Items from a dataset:
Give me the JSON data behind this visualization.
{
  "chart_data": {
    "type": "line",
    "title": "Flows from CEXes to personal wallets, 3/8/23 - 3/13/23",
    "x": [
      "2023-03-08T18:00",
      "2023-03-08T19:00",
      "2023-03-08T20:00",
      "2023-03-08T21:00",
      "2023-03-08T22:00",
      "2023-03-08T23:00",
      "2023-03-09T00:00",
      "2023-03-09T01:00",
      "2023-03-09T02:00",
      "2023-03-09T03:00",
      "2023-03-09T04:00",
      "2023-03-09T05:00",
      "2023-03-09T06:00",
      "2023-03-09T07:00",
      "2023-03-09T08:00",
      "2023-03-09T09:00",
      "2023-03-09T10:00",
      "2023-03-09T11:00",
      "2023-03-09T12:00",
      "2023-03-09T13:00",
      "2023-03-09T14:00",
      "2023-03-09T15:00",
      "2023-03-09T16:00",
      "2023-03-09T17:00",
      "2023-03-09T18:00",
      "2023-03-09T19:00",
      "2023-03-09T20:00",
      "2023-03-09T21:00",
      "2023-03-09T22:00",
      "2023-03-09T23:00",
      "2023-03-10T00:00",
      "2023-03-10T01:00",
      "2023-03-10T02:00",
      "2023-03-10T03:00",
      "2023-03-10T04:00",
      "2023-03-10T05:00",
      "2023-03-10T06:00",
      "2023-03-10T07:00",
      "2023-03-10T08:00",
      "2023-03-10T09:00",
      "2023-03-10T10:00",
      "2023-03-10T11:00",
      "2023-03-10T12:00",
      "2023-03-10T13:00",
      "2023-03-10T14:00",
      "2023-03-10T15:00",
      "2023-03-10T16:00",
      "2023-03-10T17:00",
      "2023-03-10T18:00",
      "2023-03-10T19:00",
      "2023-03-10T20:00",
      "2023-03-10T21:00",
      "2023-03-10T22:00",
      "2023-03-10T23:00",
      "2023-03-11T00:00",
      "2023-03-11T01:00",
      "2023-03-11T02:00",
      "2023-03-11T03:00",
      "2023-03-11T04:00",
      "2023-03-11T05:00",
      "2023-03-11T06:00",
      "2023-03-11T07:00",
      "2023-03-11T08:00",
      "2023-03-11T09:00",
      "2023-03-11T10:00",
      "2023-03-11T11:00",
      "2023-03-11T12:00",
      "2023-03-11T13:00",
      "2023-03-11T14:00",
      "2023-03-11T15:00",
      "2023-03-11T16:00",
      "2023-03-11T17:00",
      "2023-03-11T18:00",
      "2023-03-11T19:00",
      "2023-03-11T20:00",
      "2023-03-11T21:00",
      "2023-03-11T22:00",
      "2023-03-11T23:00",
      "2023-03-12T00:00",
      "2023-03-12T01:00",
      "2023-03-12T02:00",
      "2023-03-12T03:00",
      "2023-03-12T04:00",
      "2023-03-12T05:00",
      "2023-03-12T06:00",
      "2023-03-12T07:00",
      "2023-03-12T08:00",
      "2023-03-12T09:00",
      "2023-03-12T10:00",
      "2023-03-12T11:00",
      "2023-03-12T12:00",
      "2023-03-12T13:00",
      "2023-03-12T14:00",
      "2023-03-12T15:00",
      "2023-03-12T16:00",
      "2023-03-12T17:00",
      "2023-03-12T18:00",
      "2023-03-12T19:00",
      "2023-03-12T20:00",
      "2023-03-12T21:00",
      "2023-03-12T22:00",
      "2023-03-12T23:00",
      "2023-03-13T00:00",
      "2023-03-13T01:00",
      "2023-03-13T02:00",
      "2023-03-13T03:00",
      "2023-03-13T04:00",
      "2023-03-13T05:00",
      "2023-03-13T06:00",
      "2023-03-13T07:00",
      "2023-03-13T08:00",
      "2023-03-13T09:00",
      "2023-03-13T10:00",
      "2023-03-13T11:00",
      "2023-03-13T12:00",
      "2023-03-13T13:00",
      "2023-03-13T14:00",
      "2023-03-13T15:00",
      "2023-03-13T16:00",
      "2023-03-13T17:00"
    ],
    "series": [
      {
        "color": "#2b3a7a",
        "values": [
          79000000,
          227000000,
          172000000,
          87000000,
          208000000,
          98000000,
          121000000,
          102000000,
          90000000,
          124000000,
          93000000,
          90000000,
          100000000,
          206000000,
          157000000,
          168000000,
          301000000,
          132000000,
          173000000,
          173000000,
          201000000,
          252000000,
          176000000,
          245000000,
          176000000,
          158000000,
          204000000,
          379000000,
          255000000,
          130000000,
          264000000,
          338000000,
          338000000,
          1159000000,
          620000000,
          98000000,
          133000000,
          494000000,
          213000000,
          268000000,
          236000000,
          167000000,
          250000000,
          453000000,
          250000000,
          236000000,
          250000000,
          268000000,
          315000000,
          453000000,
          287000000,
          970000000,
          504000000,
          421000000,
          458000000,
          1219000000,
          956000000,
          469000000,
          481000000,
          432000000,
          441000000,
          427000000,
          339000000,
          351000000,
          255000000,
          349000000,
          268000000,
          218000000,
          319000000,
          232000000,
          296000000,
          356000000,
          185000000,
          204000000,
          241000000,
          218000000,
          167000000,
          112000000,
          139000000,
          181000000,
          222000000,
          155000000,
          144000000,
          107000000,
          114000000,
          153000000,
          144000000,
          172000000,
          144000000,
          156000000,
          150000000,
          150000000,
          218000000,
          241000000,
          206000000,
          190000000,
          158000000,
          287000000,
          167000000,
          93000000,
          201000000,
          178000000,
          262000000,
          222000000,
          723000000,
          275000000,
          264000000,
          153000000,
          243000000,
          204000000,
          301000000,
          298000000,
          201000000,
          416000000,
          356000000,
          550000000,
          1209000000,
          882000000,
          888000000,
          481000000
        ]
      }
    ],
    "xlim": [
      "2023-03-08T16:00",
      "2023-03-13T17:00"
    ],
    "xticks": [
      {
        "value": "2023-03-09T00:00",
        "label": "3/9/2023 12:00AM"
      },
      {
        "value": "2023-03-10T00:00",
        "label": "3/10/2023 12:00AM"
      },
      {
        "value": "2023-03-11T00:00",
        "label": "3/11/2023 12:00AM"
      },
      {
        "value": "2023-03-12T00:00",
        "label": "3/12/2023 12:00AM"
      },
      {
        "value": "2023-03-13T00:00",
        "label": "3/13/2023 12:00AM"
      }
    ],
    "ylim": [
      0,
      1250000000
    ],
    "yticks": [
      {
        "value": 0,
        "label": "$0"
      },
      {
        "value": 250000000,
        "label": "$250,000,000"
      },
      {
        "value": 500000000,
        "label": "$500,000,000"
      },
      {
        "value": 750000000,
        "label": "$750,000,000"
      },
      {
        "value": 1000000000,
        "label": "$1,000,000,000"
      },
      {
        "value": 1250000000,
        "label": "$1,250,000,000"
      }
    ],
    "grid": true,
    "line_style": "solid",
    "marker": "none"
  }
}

◆ Task goal:
Go through the records and pull out each line that includes the word "label".

◆ Problem solution:
        "label": "3/9/2023 12:00AM"
        "label": "3/10/2023 12:00AM"
        "label": "3/11/2023 12:00AM"
        "label": "3/12/2023 12:00AM"
        "label": "3/13/2023 12:00AM"
        "label": "$0"
        "label": "$250,000,000"
        "label": "$500,000,000"
        "label": "$750,000,000"
        "label": "$1,000,000,000"
        "label": "$1,250,000,000"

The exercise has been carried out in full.